§ Written problem 1:
From the June inflation report, reproduce the part that opens with the words containing "This was the" and closes with "of Labor Statistics.", renaming "Bureau of Labor Statistics" to "BLS".
§ Written problem 2:
Answer these about the June inflation report:
(a) What was the 12-month rate for the consumer price index?
(b) The annual increase for the core rate was the smallest since when?
(c) By what percentage did gasoline prices slide?
-- start of Text excerpt --
The monthly inflation rate dipped in June for the first time in more than four years, providing further cover for the Federal Reserve to start lowering interest rates later this year.

The consumer price index, a broad measure of costs for goods and services across the U.S. economy, declined 0.1% from May, putting the 12-month rate at 3%, around its lowest level in more than three years, the Labor Department reported Thursday. The all-items index rate fell from 3.3% in May, when it was flat on a monthly basis.

This was the first time since May 2020 that the monthly rate showed a decrease.

Excluding volatile food and energy costs, so-called core CPI increased 0.1% monthly and 3.3% from a year ago, compared with respective forecasts for 0.2% and 3.4%, according to the report from the Bureau of Labor Statistics.

The annual increase for the core rate was the smallest since April 2021.

A 3.8% slide in gasoline prices held back inflation for the month, offsetting 0.2% increases in both food prices and shelter. Housing-related costs have been one of the most stubborn components of inflation and make up about one-third of the weighting in the CPI, so a pullback in the rate of increase is another positive sign.

Stock market futures rose following the release while Treasury yields tumbled.
-- end of Text excerpt --
-- start of Data listing --
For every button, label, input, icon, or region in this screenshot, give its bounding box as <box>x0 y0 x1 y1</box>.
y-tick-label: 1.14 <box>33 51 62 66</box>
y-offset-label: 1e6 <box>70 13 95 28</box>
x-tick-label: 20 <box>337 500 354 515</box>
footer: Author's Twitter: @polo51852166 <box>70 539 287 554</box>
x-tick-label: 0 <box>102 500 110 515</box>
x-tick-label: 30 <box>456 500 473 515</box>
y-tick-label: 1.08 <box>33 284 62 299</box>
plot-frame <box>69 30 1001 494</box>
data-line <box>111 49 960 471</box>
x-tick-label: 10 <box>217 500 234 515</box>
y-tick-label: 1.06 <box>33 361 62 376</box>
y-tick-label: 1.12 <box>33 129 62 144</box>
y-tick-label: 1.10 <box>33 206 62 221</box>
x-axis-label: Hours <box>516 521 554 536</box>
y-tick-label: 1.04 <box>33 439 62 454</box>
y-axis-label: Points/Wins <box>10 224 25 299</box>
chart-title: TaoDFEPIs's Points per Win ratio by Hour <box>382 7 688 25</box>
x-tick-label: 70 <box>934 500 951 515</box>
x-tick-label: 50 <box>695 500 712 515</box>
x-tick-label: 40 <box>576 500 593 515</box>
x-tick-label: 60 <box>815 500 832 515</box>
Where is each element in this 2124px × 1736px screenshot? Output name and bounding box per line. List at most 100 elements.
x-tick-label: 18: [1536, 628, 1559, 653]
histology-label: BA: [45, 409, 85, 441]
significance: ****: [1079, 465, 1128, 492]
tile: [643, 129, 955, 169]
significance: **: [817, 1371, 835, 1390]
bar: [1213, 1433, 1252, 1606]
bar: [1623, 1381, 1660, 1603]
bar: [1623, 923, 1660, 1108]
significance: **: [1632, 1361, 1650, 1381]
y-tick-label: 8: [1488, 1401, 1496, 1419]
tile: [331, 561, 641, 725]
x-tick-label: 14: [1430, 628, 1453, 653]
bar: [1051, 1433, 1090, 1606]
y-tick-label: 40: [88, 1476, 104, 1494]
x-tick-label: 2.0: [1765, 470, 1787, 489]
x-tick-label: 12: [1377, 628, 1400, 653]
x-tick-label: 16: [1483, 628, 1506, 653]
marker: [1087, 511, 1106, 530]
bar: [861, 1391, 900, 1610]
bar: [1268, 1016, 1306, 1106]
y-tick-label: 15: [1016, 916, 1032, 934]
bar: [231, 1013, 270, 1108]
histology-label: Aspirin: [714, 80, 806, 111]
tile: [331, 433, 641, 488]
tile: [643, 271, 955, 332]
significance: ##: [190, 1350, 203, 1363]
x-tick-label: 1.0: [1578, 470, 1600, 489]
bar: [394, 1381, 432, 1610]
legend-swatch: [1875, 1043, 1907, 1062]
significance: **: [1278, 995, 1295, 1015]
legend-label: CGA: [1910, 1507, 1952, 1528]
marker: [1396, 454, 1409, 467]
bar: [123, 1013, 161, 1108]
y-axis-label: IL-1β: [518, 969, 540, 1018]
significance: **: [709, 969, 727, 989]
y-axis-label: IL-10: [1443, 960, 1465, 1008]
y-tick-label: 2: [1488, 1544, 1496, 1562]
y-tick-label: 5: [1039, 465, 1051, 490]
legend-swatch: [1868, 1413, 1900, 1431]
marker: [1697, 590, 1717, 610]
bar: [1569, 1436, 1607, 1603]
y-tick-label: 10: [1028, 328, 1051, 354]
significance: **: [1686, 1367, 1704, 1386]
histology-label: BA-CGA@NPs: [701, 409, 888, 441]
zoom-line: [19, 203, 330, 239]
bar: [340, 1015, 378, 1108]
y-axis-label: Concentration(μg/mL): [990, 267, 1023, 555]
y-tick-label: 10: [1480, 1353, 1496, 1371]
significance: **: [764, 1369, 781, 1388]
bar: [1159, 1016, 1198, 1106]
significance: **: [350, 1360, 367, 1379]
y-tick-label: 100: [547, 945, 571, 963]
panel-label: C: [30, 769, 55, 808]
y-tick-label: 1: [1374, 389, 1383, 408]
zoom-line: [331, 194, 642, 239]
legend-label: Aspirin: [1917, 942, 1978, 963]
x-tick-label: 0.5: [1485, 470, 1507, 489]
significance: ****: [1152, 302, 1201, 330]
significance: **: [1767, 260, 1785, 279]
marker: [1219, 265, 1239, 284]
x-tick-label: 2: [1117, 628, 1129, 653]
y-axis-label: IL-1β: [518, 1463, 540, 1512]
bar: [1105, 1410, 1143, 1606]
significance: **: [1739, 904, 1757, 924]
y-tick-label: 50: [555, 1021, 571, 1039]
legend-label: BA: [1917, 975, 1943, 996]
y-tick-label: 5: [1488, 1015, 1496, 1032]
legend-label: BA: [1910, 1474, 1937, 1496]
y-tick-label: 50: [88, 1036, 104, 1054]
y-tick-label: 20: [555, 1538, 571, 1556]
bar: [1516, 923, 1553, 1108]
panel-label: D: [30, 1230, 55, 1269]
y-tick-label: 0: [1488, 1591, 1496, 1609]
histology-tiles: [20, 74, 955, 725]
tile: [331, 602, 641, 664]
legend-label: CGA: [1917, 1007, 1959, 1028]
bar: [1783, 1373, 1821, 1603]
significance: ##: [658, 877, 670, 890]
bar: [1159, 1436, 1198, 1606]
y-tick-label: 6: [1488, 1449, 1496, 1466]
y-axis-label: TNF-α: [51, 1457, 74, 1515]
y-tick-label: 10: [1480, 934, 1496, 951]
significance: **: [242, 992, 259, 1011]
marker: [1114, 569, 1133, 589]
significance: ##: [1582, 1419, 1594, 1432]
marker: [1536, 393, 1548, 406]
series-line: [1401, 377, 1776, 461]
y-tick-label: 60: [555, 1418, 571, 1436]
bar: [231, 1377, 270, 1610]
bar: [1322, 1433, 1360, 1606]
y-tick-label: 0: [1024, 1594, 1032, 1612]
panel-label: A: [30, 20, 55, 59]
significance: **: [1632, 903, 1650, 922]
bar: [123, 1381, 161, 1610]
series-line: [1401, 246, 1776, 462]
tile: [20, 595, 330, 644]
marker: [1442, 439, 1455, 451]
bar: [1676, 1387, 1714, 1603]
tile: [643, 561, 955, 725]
-- end of Data listing --
§ Written response 1:
This was the first time since May 2020 that the monthly rate showed a decrease.

Excluding volatile food and energy costs, so-called core CPI increased 0.1% monthly and 3.3% from a year ago, compared with respective forecasts for 0.2% and 3.4%, according to the report from the BLS.

§ Written response 2:
(a) 3%
(b) April 2021
(c) 3.8%